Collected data
☆ ☆ ☆ ☆ ☆ ☆ ☆
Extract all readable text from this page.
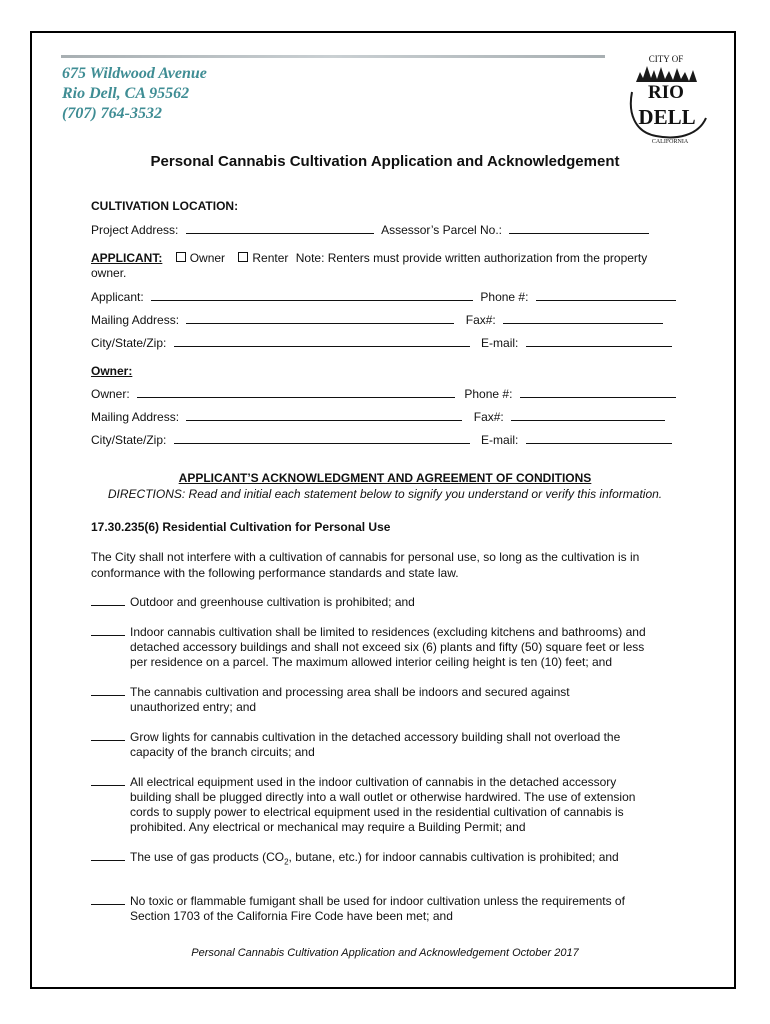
675 Wildwood Avenue
Rio Dell, CA 95562
(707) 764-3532
CITY OF
RIO
DELL
CALIFORNIA
Personal Cannabis Cultivation Application and Acknowledgement
CULTIVATION LOCATION:
Project Address:	Assessor’s Parcel No.:
APPLICANT: Owner Renter Note: Renters must provide written authorization from the property
owner.
Applicant:	Phone #:
Mailing Address:	Fax#:
City/State/Zip:	E-mail:
Owner:
Owner:	Phone #:
Mailing Address:	Fax#:
City/State/Zip:	E-mail:
APPLICANT’S ACKNOWLEDGMENT AND AGREEMENT OF CONDITIONS
DIRECTIONS: Read and initial each statement below to signify you understand or verify this information.
17.30.235(6) Residential Cultivation for Personal Use
The City shall not interfere with a cultivation of cannabis for personal use, so long as the cultivation is in
conformance with the following performance standards and state law.
Outdoor and greenhouse cultivation is prohibited; and
Indoor cannabis cultivation shall be limited to residences (excluding kitchens and bathrooms) and
detached accessory buildings and shall not exceed six (6) plants and fifty (50) square feet or less
per residence on a parcel. The maximum allowed interior ceiling height is ten (10) feet; and
The cannabis cultivation and processing area shall be indoors and secured against
unauthorized entry; and
Grow lights for cannabis cultivation in the detached accessory building shall not overload the
capacity of the branch circuits; and
All electrical equipment used in the indoor cultivation of cannabis in the detached accessory
building shall be plugged directly into a wall outlet or otherwise hardwired. The use of extension
cords to supply power to electrical equipment used in the residential cultivation of cannabis is
prohibited. Any electrical or mechanical may require a Building Permit; and
The use of gas products ($CO_2$, butane, etc.) for indoor cannabis cultivation is prohibited; and
No toxic or flammable fumigant shall be used for indoor cultivation unless the requirements of
Section 1703 of the California Fire Code have been met; and
Personal Cannabis Cultivation Application and Acknowledgement October 2017
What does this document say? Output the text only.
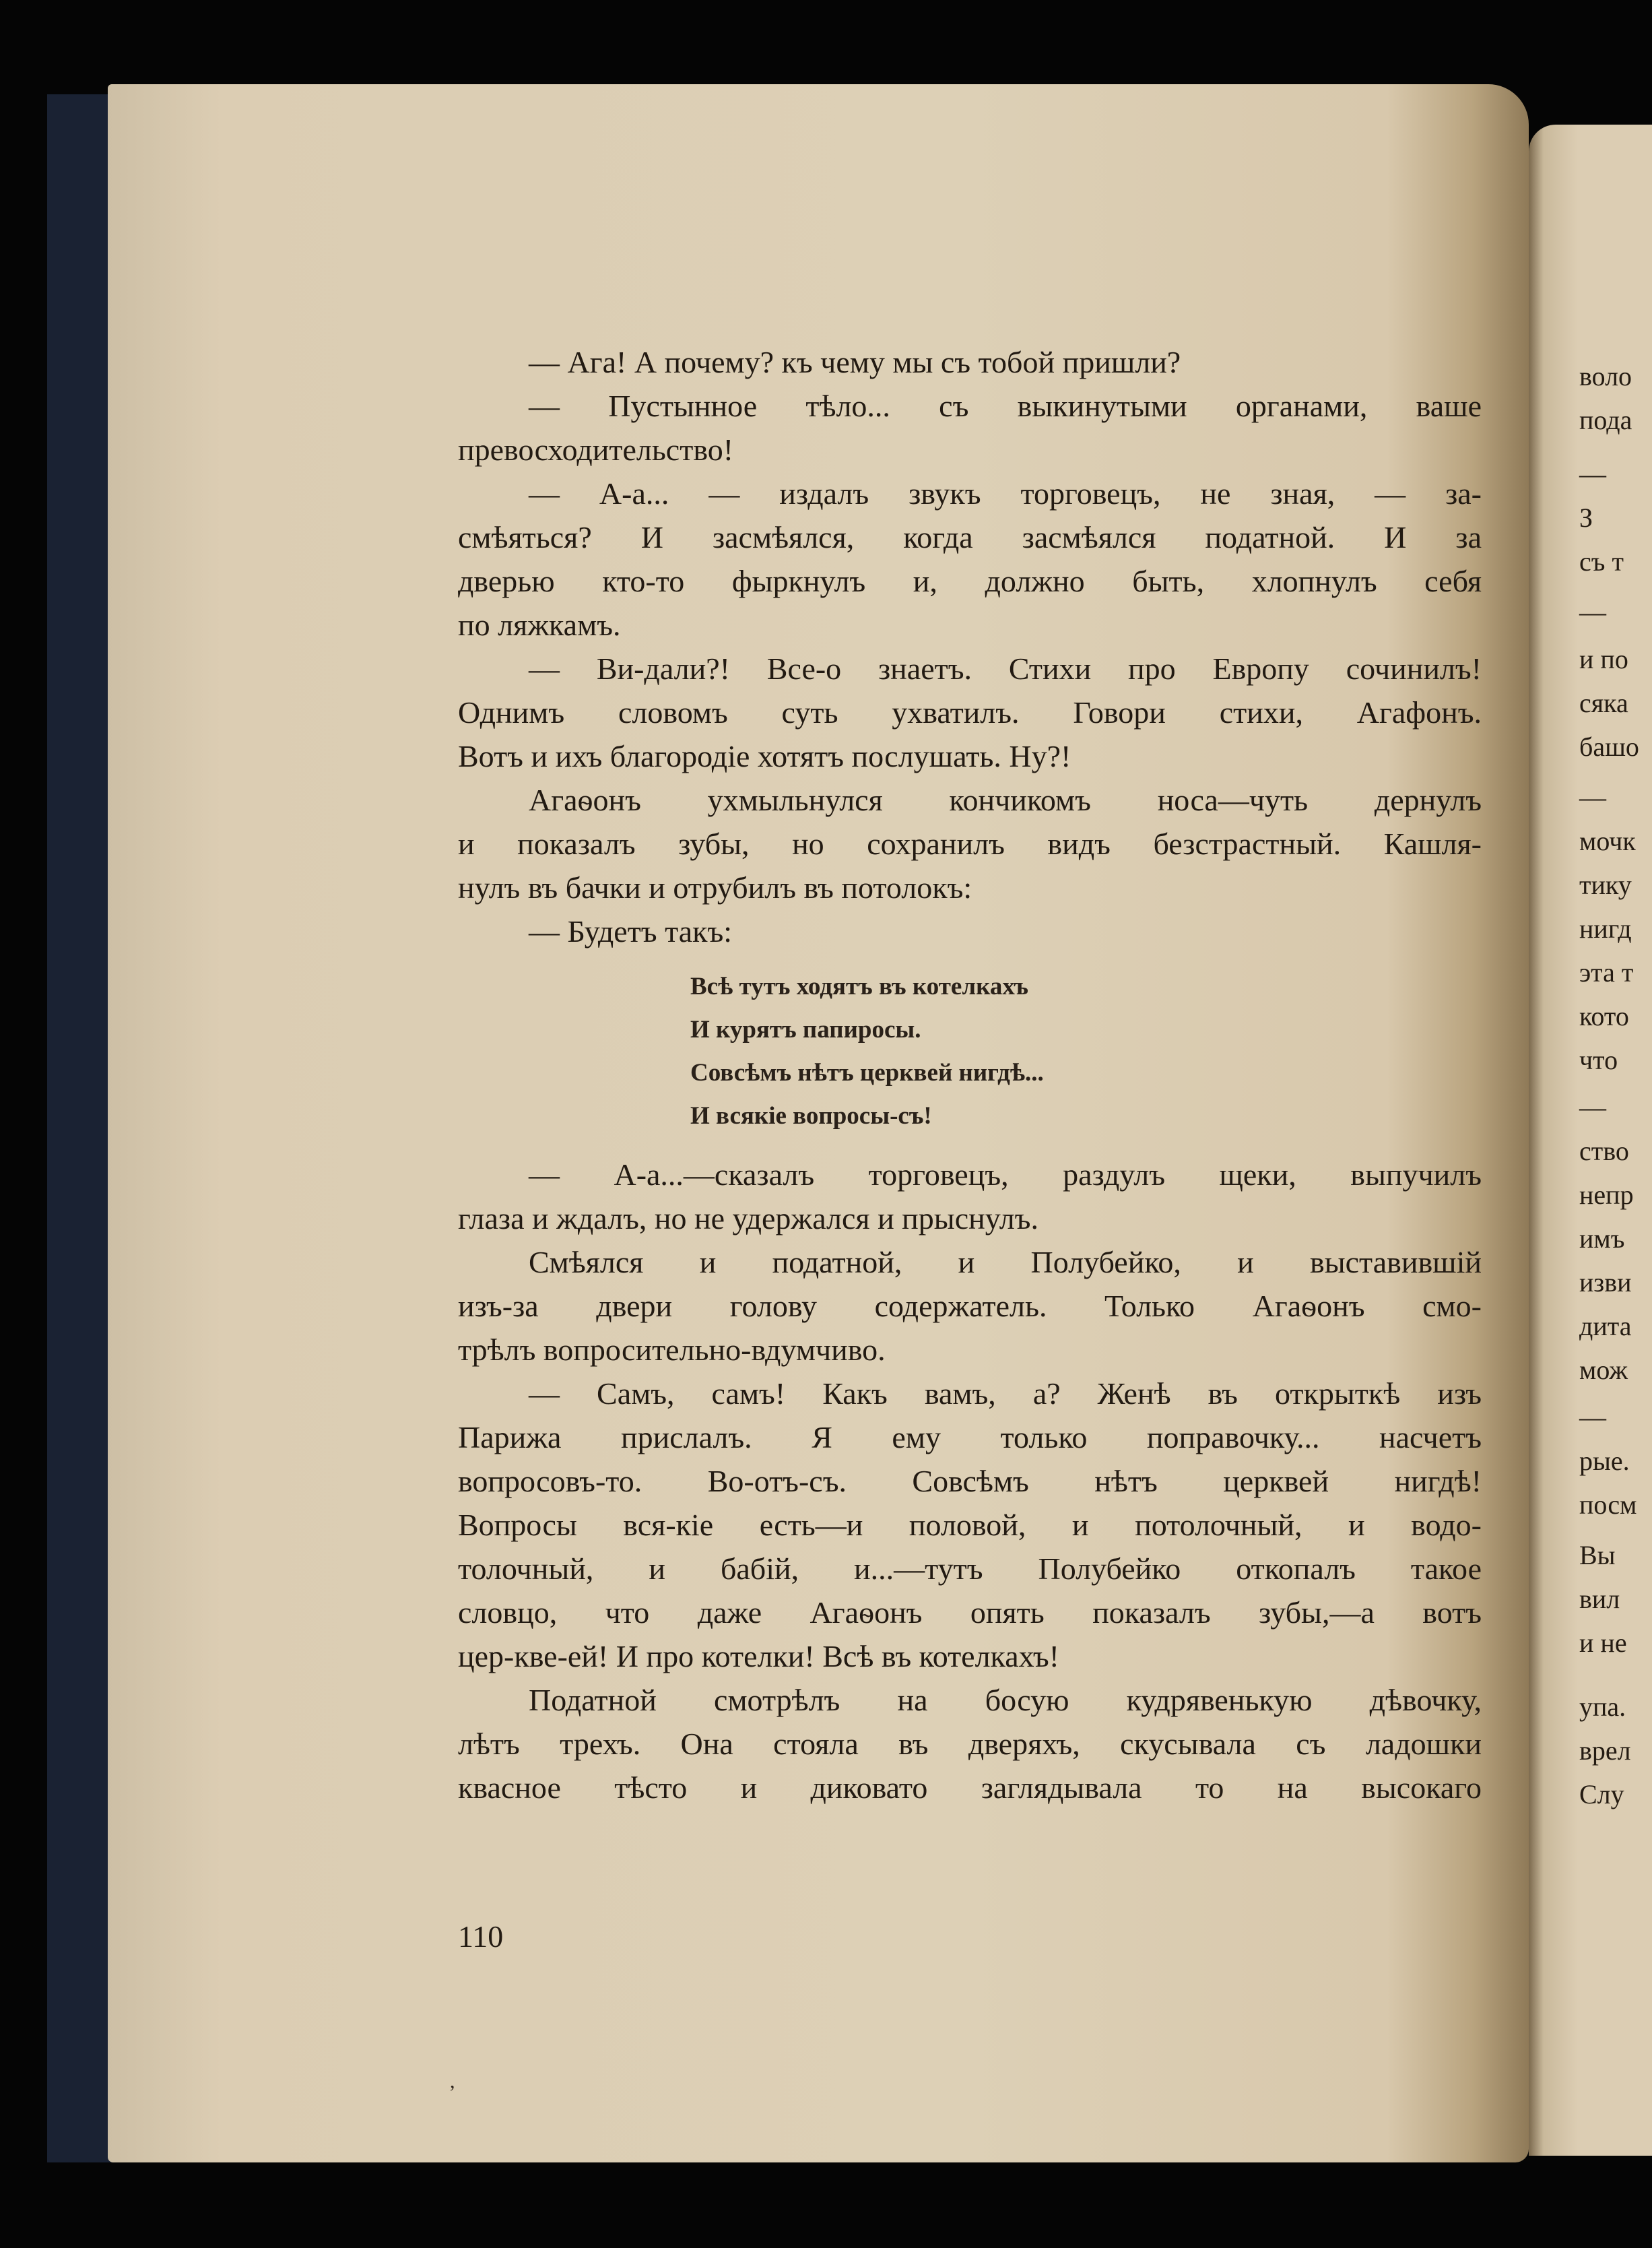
— Ага! А почему? къ чему мы съ тобой пришли?
— Пустынное тѣло... съ выкинутыми органами, ваше
превосходительство!
— А-а... — издалъ звукъ торговецъ, не зная, — за-
смѣяться? И засмѣялся, когда засмѣялся податной. И за
дверью кто-то фыркнулъ и, должно быть, хлопнулъ себя
по ляжкамъ.
— Ви-дали?! Все-о знаетъ. Стихи про Европу сочинилъ!
Однимъ словомъ суть ухватилъ. Говори стихи, Агафонъ.
Вотъ и ихъ благородіе хотятъ послушать. Ну?!
Агаѳонъ ухмыльнулся кончикомъ носа—чуть дернулъ
и показалъ зубы, но сохранилъ видъ безстрастный. Кашля-
нулъ въ бачки и отрубилъ въ потолокъ:
— Будетъ такъ:
Всѣ тутъ ходятъ въ котелкахъ
И курятъ папиросы.
Совсѣмъ нѣтъ церквей нигдѣ...
И всякіе вопросы-съ!
— А-а...—сказалъ торговецъ, раздулъ щеки, выпучилъ
глаза и ждалъ, но не удержался и прыснулъ.
Смѣялся и податной, и Полубейко, и выставившій
изъ-за двери голову содержатель. Только Агаѳонъ смо-
трѣлъ вопросительно-вдумчиво.
— Самъ, самъ! Какъ вамъ, а? Женѣ въ открыткѣ изъ
Парижа прислалъ. Я ему только поправочку... насчетъ
вопросовъ-то. Во-отъ-съ. Совсѣмъ нѣтъ церквей нигдѣ!
Вопросы вся-кіе есть—и половой, и потолочный, и водо-
толочный, и бабій, и...—тутъ Полубейко откопалъ такое
словцо, что даже Агаѳонъ опять показалъ зубы,—а вотъ
цер-кве-ей! И про котелки! Всѣ въ котелкахъ!
Податной смотрѣлъ на босую кудрявенькую дѣвочку,
лѣтъ трехъ. Она стояла въ дверяхъ, скусывала съ ладошки
квасное тѣсто и диковато заглядывала то на высокаго
110
,
воло
пода
—
З
съ т
—
и по
сяка
башо
—
мочк
тику
нигд
эта т
кото
что
—
ство
непр
имъ
изви
дита
мож
—
рые.
посм
Вы
вил
и не
упа.
врел
Слу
☆ ☆ ☆ ☆ ☆ ☆ ☆
Write out every record above exactly as it stands, but leave out the pictures.

Extract all readable text from this page.
675 Wildwood Avenue
Rio Dell, CA 95562
(707) 764-3532
CITY OF
RIO
DELL
CALIFORNIA
Personal Cannabis Cultivation Application and Acknowledgement
CULTIVATION LOCATION:
Project Address:	Assessor’s Parcel No.:
APPLICANT: Owner Renter Note: Renters must provide written authorization from the property
owner.
Applicant:	Phone #:
Mailing Address:	Fax#:
City/State/Zip:	E-mail:
Owner:
Owner:	Phone #:
Mailing Address:	Fax#:
City/State/Zip:	E-mail:
APPLICANT’S ACKNOWLEDGMENT AND AGREEMENT OF CONDITIONS
DIRECTIONS: Read and initial each statement below to signify you understand or verify this information.
17.30.235(6) Residential Cultivation for Personal Use
The City shall not interfere with a cultivation of cannabis for personal use, so long as the cultivation is in
conformance with the following performance standards and state law.
Outdoor and greenhouse cultivation is prohibited; and
Indoor cannabis cultivation shall be limited to residences (excluding kitchens and bathrooms) and
detached accessory buildings and shall not exceed six (6) plants and fifty (50) square feet or less
per residence on a parcel. The maximum allowed interior ceiling height is ten (10) feet; and
The cannabis cultivation and processing area shall be indoors and secured against
unauthorized entry; and
Grow lights for cannabis cultivation in the detached accessory building shall not overload the
capacity of the branch circuits; and
All electrical equipment used in the indoor cultivation of cannabis in the detached accessory
building shall be plugged directly into a wall outlet or otherwise hardwired. The use of extension
cords to supply power to electrical equipment used in the residential cultivation of cannabis is
prohibited. Any electrical or mechanical may require a Building Permit; and
The use of gas products ($CO_2$, butane, etc.) for indoor cannabis cultivation is prohibited; and
No toxic or flammable fumigant shall be used for indoor cultivation unless the requirements of
Section 1703 of the California Fire Code have been met; and
Personal Cannabis Cultivation Application and Acknowledgement October 2017
What does this document say? Output the text only.
— Ага! А почему? къ чему мы съ тобой пришли?
— Пустынное тѣло... съ выкинутыми органами, ваше
превосходительство!
— А-а... — издалъ звукъ торговецъ, не зная, — за-
смѣяться? И засмѣялся, когда засмѣялся податной. И за
дверью кто-то фыркнулъ и, должно быть, хлопнулъ себя
по ляжкамъ.
— Ви-дали?! Все-о знаетъ. Стихи про Европу сочинилъ!
Однимъ словомъ суть ухватилъ. Говори стихи, Агафонъ.
Вотъ и ихъ благородіе хотятъ послушать. Ну?!
Агаѳонъ ухмыльнулся кончикомъ носа—чуть дернулъ
и показалъ зубы, но сохранилъ видъ безстрастный. Кашля-
нулъ въ бачки и отрубилъ въ потолокъ:
— Будетъ такъ:
Всѣ тутъ ходятъ въ котелкахъ
И курятъ папиросы.
Совсѣмъ нѣтъ церквей нигдѣ...
И всякіе вопросы-съ!
— А-а...—сказалъ торговецъ, раздулъ щеки, выпучилъ
глаза и ждалъ, но не удержался и прыснулъ.
Смѣялся и податной, и Полубейко, и выставившій
изъ-за двери голову содержатель. Только Агаѳонъ смо-
трѣлъ вопросительно-вдумчиво.
— Самъ, самъ! Какъ вамъ, а? Женѣ въ открыткѣ изъ
Парижа прислалъ. Я ему только поправочку... насчетъ
вопросовъ-то. Во-отъ-съ. Совсѣмъ нѣтъ церквей нигдѣ!
Вопросы вся-кіе есть—и половой, и потолочный, и водо-
толочный, и бабій, и...—тутъ Полубейко откопалъ такое
словцо, что даже Агаѳонъ опять показалъ зубы,—а вотъ
цер-кве-ей! И про котелки! Всѣ въ котелкахъ!
Податной смотрѣлъ на босую кудрявенькую дѣвочку,
лѣтъ трехъ. Она стояла въ дверяхъ, скусывала съ ладошки
квасное тѣсто и диковато заглядывала то на высокаго
110
,
воло
пода
—
З
съ т
—
и по
сяка
башо
—
мочк
тику
нигд
эта т
кото
что
—
ство
непр
имъ
изви
дита
мож
—
рые.
посм
Вы
вил
и не
упа.
врел
Слу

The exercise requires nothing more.